___ Records provided ___

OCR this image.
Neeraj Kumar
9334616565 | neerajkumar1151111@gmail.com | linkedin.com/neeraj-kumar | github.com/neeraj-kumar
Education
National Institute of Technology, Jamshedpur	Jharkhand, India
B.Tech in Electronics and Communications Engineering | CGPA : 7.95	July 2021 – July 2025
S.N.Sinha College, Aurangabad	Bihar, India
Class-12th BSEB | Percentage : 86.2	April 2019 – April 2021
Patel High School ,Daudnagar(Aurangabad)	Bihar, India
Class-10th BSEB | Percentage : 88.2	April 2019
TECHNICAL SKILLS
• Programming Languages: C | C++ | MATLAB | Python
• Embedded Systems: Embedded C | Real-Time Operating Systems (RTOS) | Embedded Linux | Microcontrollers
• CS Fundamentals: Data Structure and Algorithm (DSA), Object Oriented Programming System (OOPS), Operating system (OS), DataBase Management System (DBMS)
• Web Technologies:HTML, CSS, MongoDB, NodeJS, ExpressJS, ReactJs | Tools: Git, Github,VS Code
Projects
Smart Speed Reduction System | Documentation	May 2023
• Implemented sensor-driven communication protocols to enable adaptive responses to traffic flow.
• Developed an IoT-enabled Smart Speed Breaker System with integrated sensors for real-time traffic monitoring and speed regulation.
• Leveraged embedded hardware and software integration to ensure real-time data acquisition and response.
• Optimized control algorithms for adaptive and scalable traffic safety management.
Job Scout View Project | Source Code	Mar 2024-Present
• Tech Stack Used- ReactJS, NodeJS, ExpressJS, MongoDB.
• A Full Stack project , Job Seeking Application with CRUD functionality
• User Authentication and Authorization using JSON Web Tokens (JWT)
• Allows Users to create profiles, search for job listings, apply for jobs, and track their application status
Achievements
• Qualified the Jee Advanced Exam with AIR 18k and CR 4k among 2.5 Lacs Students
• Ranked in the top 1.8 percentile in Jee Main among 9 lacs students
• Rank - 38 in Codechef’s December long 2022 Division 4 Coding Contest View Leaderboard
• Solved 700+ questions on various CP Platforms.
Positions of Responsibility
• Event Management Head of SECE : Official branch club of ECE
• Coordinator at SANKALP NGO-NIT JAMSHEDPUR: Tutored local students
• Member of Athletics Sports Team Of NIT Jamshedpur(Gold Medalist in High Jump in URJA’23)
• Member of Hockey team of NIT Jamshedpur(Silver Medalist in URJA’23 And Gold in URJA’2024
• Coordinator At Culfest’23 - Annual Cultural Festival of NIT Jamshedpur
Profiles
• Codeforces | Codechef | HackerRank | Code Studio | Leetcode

___

Work to be completed - Write out the material from the first line to the last, exactly.

Result of the exercise -
OCR this image.
Neeraj Kumar
9334616565 | neerajkumar1151111@gmail.com | linkedin.com/neeraj-kumar | github.com/neeraj-kumar
Education
National Institute of Technology, Jamshedpur	Jharkhand, India
B.Tech in Electronics and Communications Engineering | CGPA : 7.95	July 2021 – July 2025
S.N.Sinha College, Aurangabad	Bihar, India
Class-12th BSEB | Percentage : 86.2	April 2019 – April 2021
Patel High School ,Daudnagar(Aurangabad)	Bihar, India
Class-10th BSEB | Percentage : 88.2	April 2019
TECHNICAL SKILLS
• Programming Languages: C | C++ | MATLAB | Python
• Embedded Systems: Embedded C | Real-Time Operating Systems (RTOS) | Embedded Linux | Microcontrollers
• CS Fundamentals: Data Structure and Algorithm (DSA), Object Oriented Programming System (OOPS), Operating system (OS), DataBase Management System (DBMS)
• Web Technologies:HTML, CSS, MongoDB, NodeJS, ExpressJS, ReactJs | Tools: Git, Github,VS Code
Projects
Smart Speed Reduction System | Documentation	May 2023
• Implemented sensor-driven communication protocols to enable adaptive responses to traffic flow.
• Developed an IoT-enabled Smart Speed Breaker System with integrated sensors for real-time traffic monitoring and speed regulation.
• Leveraged embedded hardware and software integration to ensure real-time data acquisition and response.
• Optimized control algorithms for adaptive and scalable traffic safety management.
Job Scout View Project | Source Code	Mar 2024-Present
• Tech Stack Used- ReactJS, NodeJS, ExpressJS, MongoDB.
• A Full Stack project , Job Seeking Application with CRUD functionality
• User Authentication and Authorization using JSON Web Tokens (JWT)
• Allows Users to create profiles, search for job listings, apply for jobs, and track their application status
Achievements
• Qualified the Jee Advanced Exam with AIR 18k and CR 4k among 2.5 Lacs Students
• Ranked in the top 1.8 percentile in Jee Main among 9 lacs students
• Rank - 38 in Codechef’s December long 2022 Division 4 Coding Contest View Leaderboard
• Solved 700+ questions on various CP Platforms.
Positions of Responsibility
• Event Management Head of SECE : Official branch club of ECE
• Coordinator at SANKALP NGO-NIT JAMSHEDPUR: Tutored local students
• Member of Athletics Sports Team Of NIT Jamshedpur(Gold Medalist in High Jump in URJA’23)
• Member of Hockey team of NIT Jamshedpur(Silver Medalist in URJA’23 And Gold in URJA’2024
• Coordinator At Culfest’23 - Annual Cultural Festival of NIT Jamshedpur
Profiles
• Codeforces | Codechef | HackerRank | Code Studio | Leetcode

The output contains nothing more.